Directive >>
Reproduce the listing verbatim.

Data entries for graphics
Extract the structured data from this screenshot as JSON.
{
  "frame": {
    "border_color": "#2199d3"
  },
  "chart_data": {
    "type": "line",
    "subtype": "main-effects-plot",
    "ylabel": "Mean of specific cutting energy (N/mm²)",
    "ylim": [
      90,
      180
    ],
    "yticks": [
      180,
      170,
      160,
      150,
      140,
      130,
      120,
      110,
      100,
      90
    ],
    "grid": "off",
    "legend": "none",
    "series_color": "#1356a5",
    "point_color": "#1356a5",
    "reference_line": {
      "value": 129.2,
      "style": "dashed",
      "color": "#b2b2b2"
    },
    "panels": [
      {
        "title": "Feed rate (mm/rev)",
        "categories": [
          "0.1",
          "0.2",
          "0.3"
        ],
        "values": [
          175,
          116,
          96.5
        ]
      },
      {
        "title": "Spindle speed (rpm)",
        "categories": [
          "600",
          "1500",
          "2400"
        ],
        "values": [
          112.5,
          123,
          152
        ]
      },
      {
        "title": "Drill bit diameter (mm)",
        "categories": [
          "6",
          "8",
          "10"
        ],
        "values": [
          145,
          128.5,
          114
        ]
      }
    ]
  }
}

Expected output >>
Extract the structured data from this screenshot as JSON.
{
  "frame": {
    "border_color": "#2199d3"
  },
  "chart_data": {
    "type": "line",
    "subtype": "main-effects-plot",
    "ylabel": "Mean of specific cutting energy (N/mm²)",
    "ylim": [
      90,
      180
    ],
    "yticks": [
      180,
      170,
      160,
      150,
      140,
      130,
      120,
      110,
      100,
      90
    ],
    "grid": "off",
    "legend": "none",
    "series_color": "#1356a5",
    "point_color": "#1356a5",
    "reference_line": {
      "value": 129.2,
      "style": "dashed",
      "color": "#b2b2b2"
    },
    "panels": [
      {
        "title": "Feed rate (mm/rev)",
        "categories": [
          "0.1",
          "0.2",
          "0.3"
        ],
        "values": [
          175,
          116,
          96.5
        ]
      },
      {
        "title": "Spindle speed (rpm)",
        "categories": [
          "600",
          "1500",
          "2400"
        ],
        "values": [
          112.5,
          123,
          152
        ]
      },
      {
        "title": "Drill bit diameter (mm)",
        "categories": [
          "6",
          "8",
          "10"
        ],
        "values": [
          145,
          128.5,
          114
        ]
      }
    ]
  }
}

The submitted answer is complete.